» **Problem**: Scan the data below for the string "Srednja". Copy every line where it appears.

» **Stored rows**:
▬▬▬
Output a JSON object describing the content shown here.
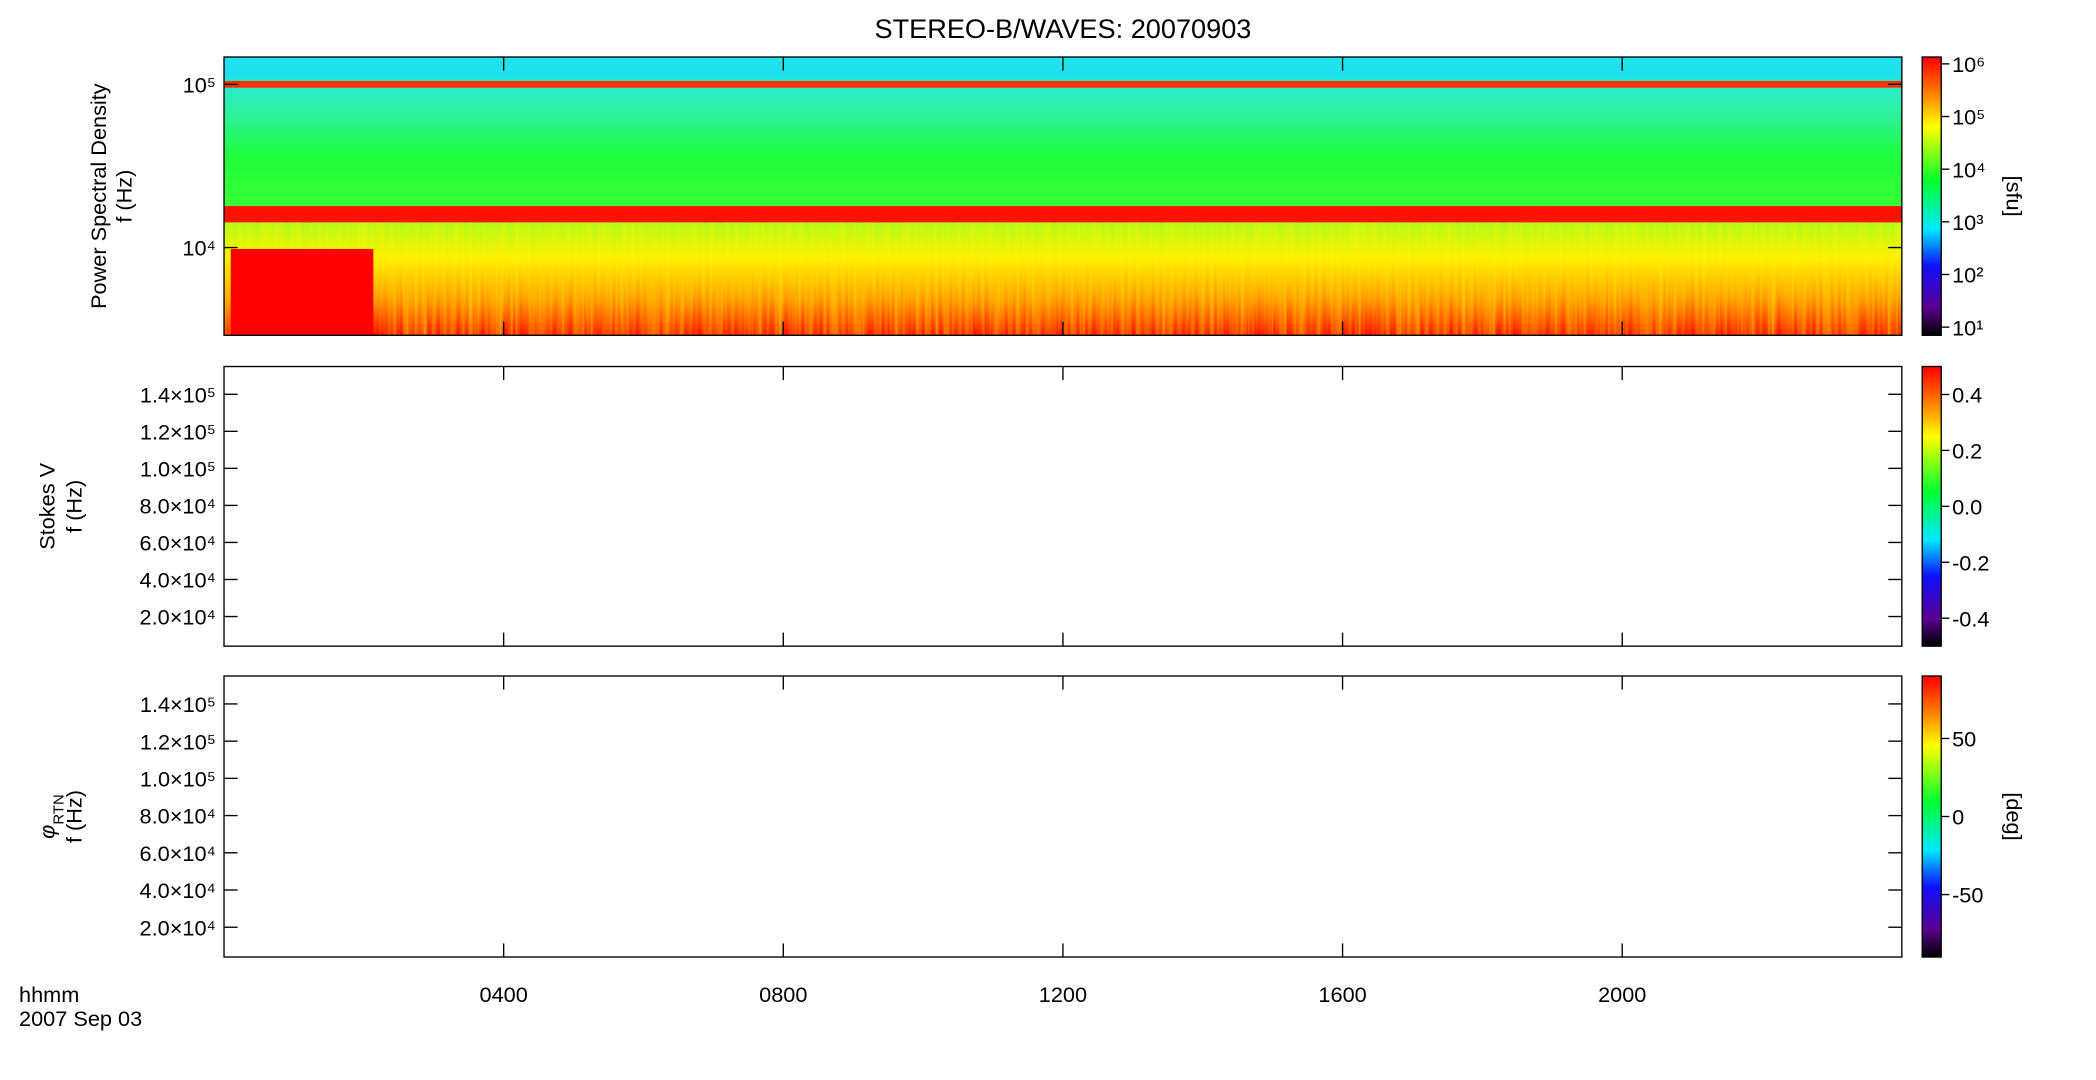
{
  "chart_data": [
    {
      "type": "heatmap",
      "title": "STEREO-B/WAVES: 20070903",
      "ylabel": "Power Spectral Density",
      "ylabel2": "f (Hz)",
      "ylog": true,
      "ylim": [
        2900,
        147000
      ],
      "yticks": [
        {
          "value": 10000,
          "label": "10⁴"
        },
        {
          "value": 100000,
          "label": "10⁵"
        }
      ],
      "xlim": [
        0,
        24
      ],
      "colorbar": {
        "log": true,
        "lim": [
          7,
          1350000
        ],
        "ticks": [
          {
            "value": 10,
            "label": "10¹"
          },
          {
            "value": 100,
            "label": "10²"
          },
          {
            "value": 1000,
            "label": "10³"
          },
          {
            "value": 10000,
            "label": "10⁴"
          },
          {
            "value": 100000,
            "label": "10⁵"
          },
          {
            "value": 1000000,
            "label": "10⁶"
          }
        ],
        "label": "[sfu]"
      }
    },
    {
      "type": "heatmap",
      "ylabel": "Stokes V",
      "ylabel2": "f (Hz)",
      "ylim": [
        4000,
        155000
      ],
      "yticks": [
        {
          "value": 20000,
          "label": "2.0×10⁴"
        },
        {
          "value": 40000,
          "label": "4.0×10⁴"
        },
        {
          "value": 60000,
          "label": "6.0×10⁴"
        },
        {
          "value": 80000,
          "label": "8.0×10⁴"
        },
        {
          "value": 100000,
          "label": "1.0×10⁵"
        },
        {
          "value": 120000,
          "label": "1.2×10⁵"
        },
        {
          "value": 140000,
          "label": "1.4×10⁵"
        }
      ],
      "xlim": [
        0,
        24
      ],
      "colorbar": {
        "lim": [
          -0.5,
          0.5
        ],
        "ticks": [
          -0.4,
          -0.2,
          {
            "value": 0,
            "label": "0.0"
          },
          0.2,
          0.4
        ]
      }
    },
    {
      "type": "heatmap",
      "ylabel_symbol": "φ",
      "ylabel_subscript": "RTN",
      "ylabel2": "f (Hz)",
      "ylim": [
        4000,
        155000
      ],
      "yticks": [
        {
          "value": 20000,
          "label": "2.0×10⁴"
        },
        {
          "value": 40000,
          "label": "4.0×10⁴"
        },
        {
          "value": 60000,
          "label": "6.0×10⁴"
        },
        {
          "value": 80000,
          "label": "8.0×10⁴"
        },
        {
          "value": 100000,
          "label": "1.0×10⁵"
        },
        {
          "value": 120000,
          "label": "1.2×10⁵"
        },
        {
          "value": 140000,
          "label": "1.4×10⁵"
        }
      ],
      "xlim": [
        0,
        24
      ],
      "xticks": [
        {
          "value": 4,
          "label": "0400"
        },
        {
          "value": 8,
          "label": "0800"
        },
        {
          "value": 12,
          "label": "1200"
        },
        {
          "value": 16,
          "label": "1600"
        },
        {
          "value": 20,
          "label": "2000"
        }
      ],
      "xlabel": "hhmm",
      "xlabel2": "2007 Sep 03",
      "colorbar": {
        "lim": [
          -90,
          90
        ],
        "ticks": [
          -50,
          0,
          50
        ],
        "label": "[deg]"
      }
    }
  ]
}
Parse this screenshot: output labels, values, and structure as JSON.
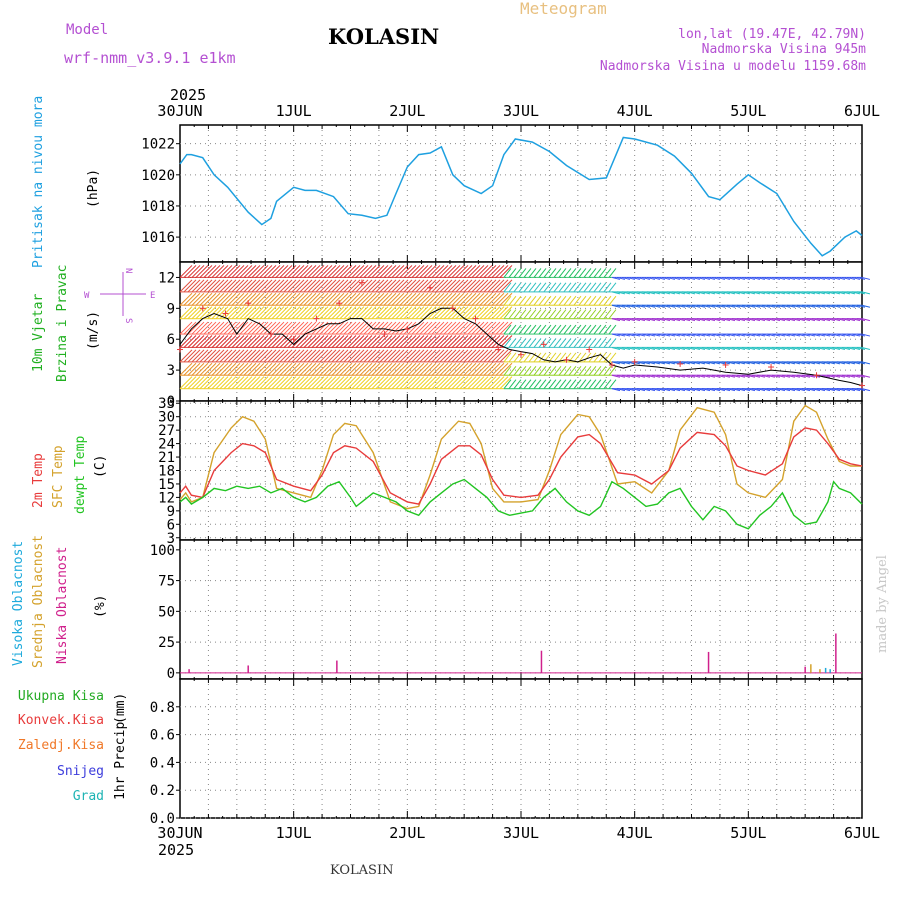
{
  "header": {
    "model_label": "Model",
    "model_name": "wrf-nmm_v3.9.1 e1km",
    "station": "KOLASIN",
    "product": "Meteogram",
    "coords": "lon,lat (19.47E, 42.79N)",
    "altitude": "Nadmorska Visina 945m",
    "model_altitude": "Nadmorska Visina u modelu 1159.68m",
    "footer_station": "KOLASIN",
    "credit": "made by Angel"
  },
  "time_axis": {
    "year": "2025",
    "labels": [
      "30JUN",
      "1JUL",
      "2JUL",
      "3JUL",
      "4JUL",
      "5JUL",
      "6JUL"
    ]
  },
  "colors": {
    "pressure": "#1ea0e0",
    "wind_label": "#20b020",
    "temp_2m": "#e83c3c",
    "temp_sfc": "#d4a22c",
    "dewpoint": "#22c422",
    "cloud_high": "#1eaadc",
    "cloud_mid": "#d4a22c",
    "cloud_low": "#d0208c",
    "precip_total": "#22aa22",
    "precip_conv": "#e83c3c",
    "precip_frz": "#f07828",
    "precip_snow": "#3c3cdc",
    "precip_grad": "#1eb4b4",
    "compass": "#b450d2",
    "credit": "#c8c8c8"
  },
  "chart_data": [
    {
      "type": "line",
      "title": "Pritisak na nivou mora",
      "ylabel": "(hPa)",
      "ylim": [
        1014.4,
        1023.2
      ],
      "yticks": [
        1016,
        1018,
        1020,
        1022
      ],
      "grid": true,
      "x_unit": "days since 30JUN 00UTC",
      "series": [
        {
          "x": [
            0,
            0.06,
            0.1,
            0.2,
            0.3,
            0.42,
            0.6,
            0.72,
            0.8,
            0.85,
            1.0,
            1.1,
            1.2,
            1.35,
            1.48,
            1.6,
            1.72,
            1.82,
            1.9,
            2.0,
            2.1,
            2.2,
            2.3,
            2.4,
            2.5,
            2.65,
            2.75,
            2.85,
            2.95,
            3.1,
            3.25,
            3.4,
            3.6,
            3.75,
            3.9,
            4.0,
            4.2,
            4.35,
            4.5,
            4.65,
            4.75,
            4.9,
            5.0,
            5.1,
            5.25,
            5.4,
            5.55,
            5.65,
            5.72,
            5.85,
            5.95,
            6.0
          ],
          "y": [
            1020.7,
            1021.3,
            1021.3,
            1021.1,
            1020.0,
            1019.2,
            1017.6,
            1016.8,
            1017.2,
            1018.3,
            1019.2,
            1019.0,
            1019.0,
            1018.6,
            1017.5,
            1017.4,
            1017.2,
            1017.4,
            1018.8,
            1020.5,
            1021.3,
            1021.4,
            1021.8,
            1020.0,
            1019.3,
            1018.8,
            1019.3,
            1021.3,
            1022.3,
            1022.1,
            1021.5,
            1020.6,
            1019.7,
            1019.8,
            1022.4,
            1022.3,
            1021.9,
            1021.2,
            1020.1,
            1018.6,
            1018.4,
            1019.4,
            1020.0,
            1019.5,
            1018.8,
            1017.0,
            1015.6,
            1014.8,
            1015.1,
            1016.0,
            1016.4,
            1016.1
          ]
        }
      ]
    },
    {
      "type": "line",
      "title": "10m Vjetar Brzina i Pravac",
      "ylabel": "(m/s)",
      "ylim": [
        0,
        13.5
      ],
      "yticks": [
        0,
        3,
        6,
        9,
        12
      ],
      "grid": true,
      "compass": {
        "n": "N",
        "e": "E",
        "w": "W",
        "s": "S"
      },
      "series": [
        {
          "name": "speed",
          "x": [
            0,
            0.1,
            0.2,
            0.3,
            0.42,
            0.5,
            0.6,
            0.7,
            0.75,
            0.8,
            0.9,
            1.0,
            1.1,
            1.2,
            1.3,
            1.4,
            1.5,
            1.6,
            1.7,
            1.8,
            1.9,
            2.0,
            2.1,
            2.2,
            2.3,
            2.4,
            2.5,
            2.6,
            2.7,
            2.8,
            2.9,
            3.0,
            3.1,
            3.2,
            3.3,
            3.4,
            3.5,
            3.6,
            3.7,
            3.8,
            3.9,
            4.0,
            4.2,
            4.4,
            4.6,
            4.8,
            5.0,
            5.2,
            5.4,
            5.6,
            5.8,
            5.9,
            6.0
          ],
          "y": [
            5.5,
            7.0,
            8.0,
            8.5,
            8.0,
            6.5,
            8.0,
            7.5,
            7.0,
            6.5,
            6.5,
            5.5,
            6.5,
            7.0,
            7.5,
            7.5,
            8.0,
            8.0,
            7.0,
            7.0,
            6.8,
            7.0,
            7.5,
            8.5,
            9.0,
            9.0,
            8.0,
            7.5,
            6.5,
            5.5,
            5.0,
            4.8,
            4.6,
            4.0,
            3.8,
            4.0,
            3.8,
            4.2,
            4.5,
            3.5,
            3.2,
            3.5,
            3.3,
            3.0,
            3.2,
            2.8,
            2.6,
            3.0,
            2.8,
            2.5,
            2.0,
            1.8,
            1.5
          ]
        },
        {
          "name": "gust",
          "x": [
            0,
            0.2,
            0.4,
            0.6,
            0.8,
            1.0,
            1.2,
            1.4,
            1.6,
            1.8,
            2.0,
            2.2,
            2.4,
            2.6,
            2.8,
            3.0,
            3.2,
            3.4,
            3.6,
            3.8,
            4.0,
            4.4,
            4.8,
            5.2,
            5.6,
            6.0
          ],
          "y": [
            5.0,
            9.0,
            8.5,
            9.5,
            6.5,
            6.0,
            8.0,
            9.5,
            11.5,
            6.5,
            7.0,
            11.0,
            9.0,
            8.0,
            5.0,
            4.5,
            5.5,
            4.0,
            5.0,
            3.5,
            3.8,
            3.6,
            3.5,
            3.3,
            2.5,
            1.5
          ]
        }
      ],
      "levels": [
        1.2,
        2.5,
        3.8,
        5.2,
        6.5,
        8.0,
        9.3,
        10.6,
        12.0
      ],
      "segments": [
        {
          "day_start": 0,
          "day_end": 2.85,
          "dir": "NE-strong",
          "colors": [
            "#f0d020",
            "#e89028",
            "#e05040",
            "#d82828",
            "#ff6050"
          ]
        },
        {
          "day_start": 2.85,
          "day_end": 3.8,
          "dir": "NE",
          "colors": [
            "#30c0c0",
            "#20c060",
            "#90d020",
            "#e0d020"
          ]
        },
        {
          "day_start": 3.8,
          "day_end": 6.0,
          "dir": "E-W",
          "colors": [
            "#2060e0",
            "#20c0c0",
            "#3050f0",
            "#a030d0"
          ]
        }
      ]
    },
    {
      "type": "line",
      "title": "2m Temp / SFC Temp / dewpt Temp",
      "ylabel": "(C)",
      "ylim": [
        2.5,
        33.5
      ],
      "yticks": [
        3,
        6,
        9,
        12,
        15,
        18,
        21,
        24,
        27,
        30,
        33
      ],
      "grid": true,
      "series": [
        {
          "name": "2m Temp",
          "x": [
            0,
            0.05,
            0.1,
            0.2,
            0.3,
            0.45,
            0.55,
            0.65,
            0.75,
            0.85,
            1.0,
            1.15,
            1.25,
            1.35,
            1.45,
            1.55,
            1.7,
            1.85,
            2.0,
            2.1,
            2.2,
            2.3,
            2.45,
            2.55,
            2.65,
            2.75,
            2.85,
            3.0,
            3.15,
            3.25,
            3.35,
            3.5,
            3.6,
            3.7,
            3.85,
            4.0,
            4.15,
            4.3,
            4.4,
            4.55,
            4.7,
            4.8,
            4.9,
            5.0,
            5.15,
            5.3,
            5.4,
            5.5,
            5.6,
            5.7,
            5.8,
            5.9,
            6.0
          ],
          "y": [
            13.0,
            14.5,
            12.5,
            12.0,
            18.0,
            22.0,
            24.0,
            23.5,
            22.0,
            16.0,
            14.5,
            13.5,
            17.0,
            22.0,
            23.5,
            23.0,
            20.0,
            13.0,
            11.0,
            10.5,
            15.0,
            20.5,
            23.5,
            23.5,
            21.5,
            16.0,
            12.5,
            12.0,
            12.5,
            16.0,
            21.0,
            25.5,
            26.0,
            24.0,
            17.5,
            17.0,
            15.0,
            18.0,
            23.0,
            26.5,
            26.0,
            23.5,
            19.0,
            18.0,
            17.0,
            19.5,
            25.5,
            27.5,
            27.0,
            24.0,
            20.5,
            19.5,
            19.0
          ]
        },
        {
          "name": "SFC Temp",
          "x": [
            0,
            0.05,
            0.1,
            0.2,
            0.3,
            0.45,
            0.55,
            0.65,
            0.75,
            0.85,
            1.0,
            1.15,
            1.25,
            1.35,
            1.45,
            1.55,
            1.7,
            1.85,
            2.0,
            2.1,
            2.2,
            2.3,
            2.45,
            2.55,
            2.65,
            2.75,
            2.85,
            3.0,
            3.15,
            3.25,
            3.35,
            3.5,
            3.6,
            3.7,
            3.85,
            4.0,
            4.15,
            4.3,
            4.4,
            4.55,
            4.7,
            4.8,
            4.9,
            5.0,
            5.15,
            5.3,
            5.4,
            5.5,
            5.6,
            5.7,
            5.8,
            5.9,
            6.0
          ],
          "y": [
            11.5,
            13.0,
            11.0,
            12.0,
            22.0,
            27.5,
            30.0,
            29.0,
            25.0,
            14.0,
            13.0,
            12.0,
            18.0,
            26.0,
            28.5,
            28.0,
            22.0,
            11.0,
            9.5,
            10.0,
            17.0,
            25.0,
            29.0,
            28.5,
            24.0,
            14.0,
            11.0,
            11.0,
            11.5,
            18.0,
            26.0,
            30.5,
            30.0,
            26.0,
            15.0,
            15.5,
            13.0,
            18.0,
            27.0,
            32.0,
            31.0,
            26.0,
            15.0,
            13.0,
            12.0,
            16.0,
            29.0,
            32.5,
            31.0,
            25.0,
            20.0,
            19.0,
            19.0
          ]
        },
        {
          "name": "dewpt Temp",
          "x": [
            0,
            0.05,
            0.1,
            0.2,
            0.3,
            0.4,
            0.5,
            0.6,
            0.7,
            0.8,
            0.9,
            1.0,
            1.1,
            1.2,
            1.3,
            1.4,
            1.5,
            1.55,
            1.6,
            1.7,
            1.8,
            1.9,
            2.0,
            2.1,
            2.2,
            2.3,
            2.4,
            2.5,
            2.6,
            2.7,
            2.8,
            2.9,
            3.0,
            3.1,
            3.2,
            3.3,
            3.4,
            3.5,
            3.6,
            3.7,
            3.8,
            3.9,
            4.0,
            4.1,
            4.2,
            4.3,
            4.4,
            4.5,
            4.6,
            4.7,
            4.8,
            4.9,
            5.0,
            5.1,
            5.2,
            5.3,
            5.4,
            5.5,
            5.6,
            5.7,
            5.75,
            5.8,
            5.9,
            6.0
          ],
          "y": [
            11.0,
            12.0,
            10.5,
            12.0,
            14.0,
            13.5,
            14.5,
            14.0,
            14.5,
            13.0,
            14.0,
            12.0,
            11.0,
            12.0,
            14.5,
            15.5,
            12.0,
            10.0,
            11.0,
            13.0,
            12.0,
            11.0,
            9.0,
            8.0,
            11.0,
            13.0,
            15.0,
            16.0,
            14.0,
            12.0,
            9.0,
            8.0,
            8.5,
            9.0,
            12.0,
            14.0,
            11.0,
            9.0,
            8.0,
            10.0,
            15.5,
            14.0,
            12.0,
            10.0,
            10.5,
            13.0,
            14.0,
            10.0,
            7.0,
            10.0,
            9.0,
            6.0,
            5.0,
            8.0,
            10.0,
            13.0,
            8.0,
            6.0,
            6.5,
            11.0,
            15.5,
            14.0,
            13.0,
            10.5
          ]
        }
      ]
    },
    {
      "type": "bar",
      "title": "Visoka Oblacnost / Srednja Oblacnost / Niska Oblacnost",
      "ylabel": "(%)",
      "ylim": [
        -5,
        108
      ],
      "yticks": [
        0,
        25,
        50,
        75,
        100
      ],
      "grid": true,
      "series": [
        {
          "name": "Niska Oblacnost",
          "x": [
            0.08,
            0.6,
            1.38,
            3.18,
            4.65,
            5.5,
            5.77
          ],
          "values": [
            3,
            6,
            10,
            18,
            17,
            5,
            32
          ]
        },
        {
          "name": "Srednja Oblacnost",
          "x": [
            5.55,
            5.63
          ],
          "values": [
            7,
            3
          ]
        },
        {
          "name": "Visoka Oblacnost",
          "x": [
            5.68,
            5.72
          ],
          "values": [
            4,
            3
          ]
        }
      ]
    },
    {
      "type": "bar",
      "title": "1hr Precip",
      "ylabel": "(mm)",
      "ylim": [
        0,
        1.0
      ],
      "yticks": [
        0,
        0.2,
        0.4,
        0.6,
        0.8
      ],
      "grid": true,
      "legend": [
        "Ukupna Kisa",
        "Konvek.Kisa",
        "Zaledj.Kisa",
        "Snijeg",
        "Grad"
      ],
      "series": [
        {
          "name": "Ukupna Kisa",
          "values": []
        }
      ]
    }
  ]
}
▬▬▬
» **Output for this task**:
      "title": "Visoka Oblacnost / Srednja Oblacnost / Niska Oblacnost",
          "name": "Srednja Oblacnost",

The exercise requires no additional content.